**What is asked**
List the lines of this listing that hold the word "JSON".

**Data extract**
** Start **

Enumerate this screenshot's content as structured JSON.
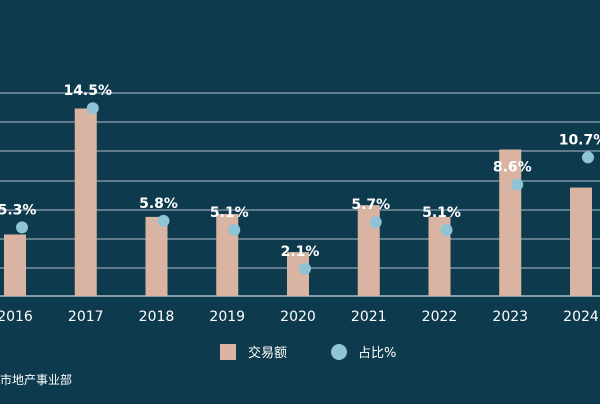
{
  "chart_data": {
    "type": "bar",
    "categories": [
      "2016",
      "2017",
      "2018",
      "2019",
      "2020",
      "2021",
      "2022",
      "2023",
      "2024"
    ],
    "series": [
      {
        "name": "交易额",
        "type": "bar",
        "color": "#d9b4a2",
        "values": [
          2.1,
          6.4,
          2.7,
          2.8,
          1.5,
          3.1,
          2.7,
          5.0,
          3.7
        ]
      },
      {
        "name": "占比%",
        "type": "scatter",
        "color": "#8ec4d6",
        "values": [
          5.3,
          14.5,
          5.8,
          5.1,
          2.1,
          5.7,
          5.1,
          8.6,
          10.7
        ],
        "labels": [
          "5.3%",
          "14.5%",
          "5.8%",
          "5.1%",
          "2.1%",
          "5.7%",
          "5.1%",
          "8.6%",
          "10.7%"
        ]
      }
    ],
    "grid": true,
    "legend_position": "bottom-center"
  },
  "footer": {
    "source_text": "市地产事业部"
  },
  "colors": {
    "background": "#0e3a4e",
    "grid": "#c9d6dc",
    "axis_text": "#ffffff"
  }
}
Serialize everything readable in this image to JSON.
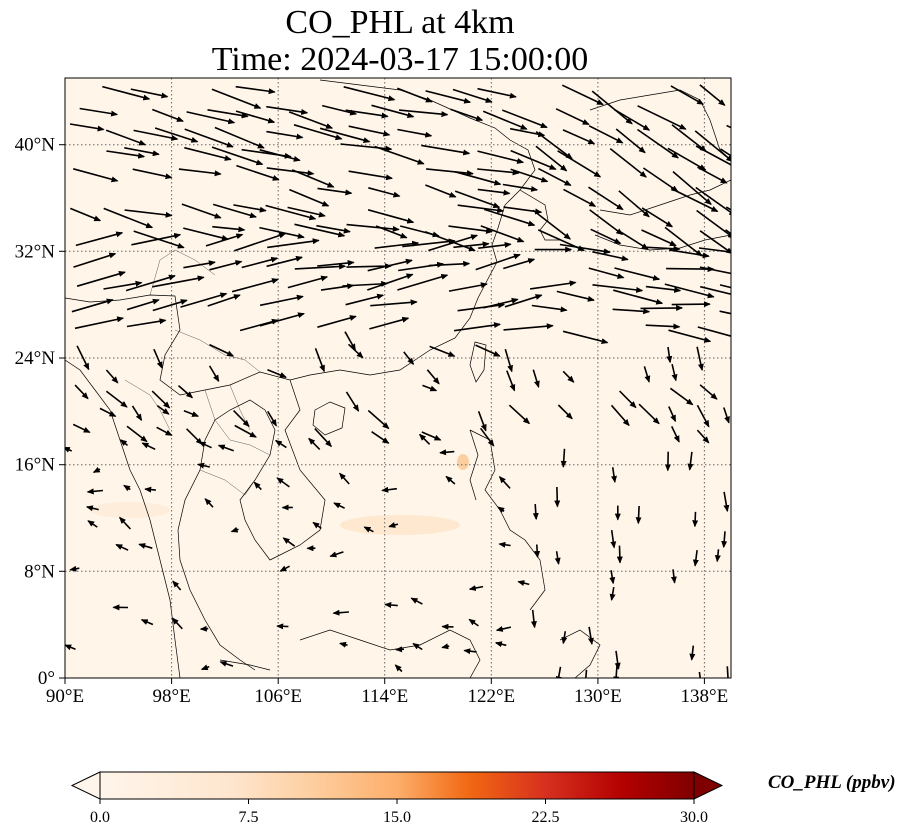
{
  "title": {
    "line1": "CO_PHL at 4km",
    "line2": "Time: 2024-03-17 15:00:00"
  },
  "map": {
    "lon_range": [
      90,
      140
    ],
    "lat_range": [
      0,
      45
    ],
    "background_color": "#fff5e8",
    "gridlines": "dotted",
    "x_ticks": [
      "90°E",
      "98°E",
      "106°E",
      "114°E",
      "122°E",
      "130°E",
      "138°E"
    ],
    "y_ticks": [
      "0°",
      "8°N",
      "16°N",
      "24°N",
      "32°N",
      "40°N"
    ],
    "x_tick_values": [
      90,
      98,
      106,
      114,
      122,
      130,
      138
    ],
    "y_tick_values": [
      0,
      8,
      16,
      24,
      32,
      40
    ],
    "wind_arrows": "black quiver vectors; strong westerlies north of 24°N, weak variable flow to the south"
  },
  "colorbar": {
    "label": "CO_PHL (ppbv)",
    "ticks": [
      "0.0",
      "7.5",
      "15.0",
      "22.5",
      "30.0"
    ],
    "min": 0,
    "max": 30,
    "colormap": [
      "#fff5eb",
      "#fdd0a2",
      "#fd8d3c",
      "#d94801",
      "#a50f15",
      "#7f0000"
    ],
    "extend": "both"
  }
}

** End **

**Response**
Enumerate this screenshot's content as structured JSON.
Serialize everything readable in this image to JSON.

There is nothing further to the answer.